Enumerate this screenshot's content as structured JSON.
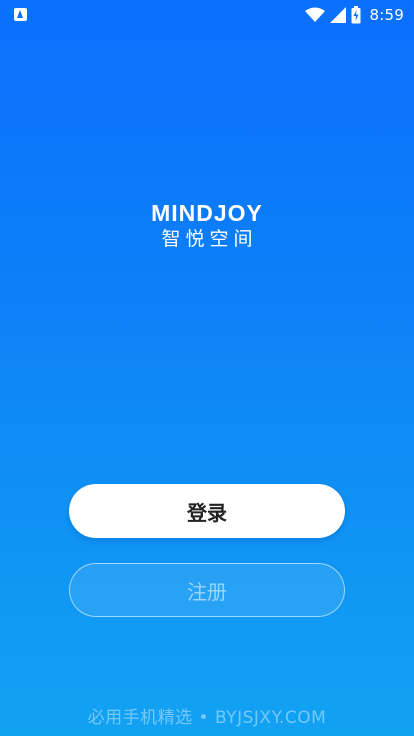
{
  "status_bar": {
    "time": "8:59",
    "icons": [
      "app-notification-icon",
      "wifi-icon",
      "signal-icon",
      "battery-icon"
    ]
  },
  "brand": {
    "name_en": "MINDJOY",
    "name_cn": "智悦空间"
  },
  "actions": {
    "login_label": "登录",
    "register_label": "注册"
  },
  "watermark": "必用手机精选 • BYJSJXY.COM",
  "colors": {
    "gradient_top": "#0a6ffd",
    "gradient_bottom": "#12a2f2",
    "login_bg": "#ffffff",
    "login_text": "#222222"
  }
}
::::
Without the pictures, return the entries exactly as they appear.

Enumerate this screenshot's content as structured JSON.
{
  "status_bar": {
    "time": "8:59",
    "icons": [
      "app-notification-icon",
      "wifi-icon",
      "signal-icon",
      "battery-icon"
    ]
  },
  "brand": {
    "name_en": "MINDJOY",
    "name_cn": "智悦空间"
  },
  "actions": {
    "login_label": "登录",
    "register_label": "注册"
  },
  "watermark": "必用手机精选 • BYJSJXY.COM",
  "colors": {
    "gradient_top": "#0a6ffd",
    "gradient_bottom": "#12a2f2",
    "login_bg": "#ffffff",
    "login_text": "#222222"
  }
}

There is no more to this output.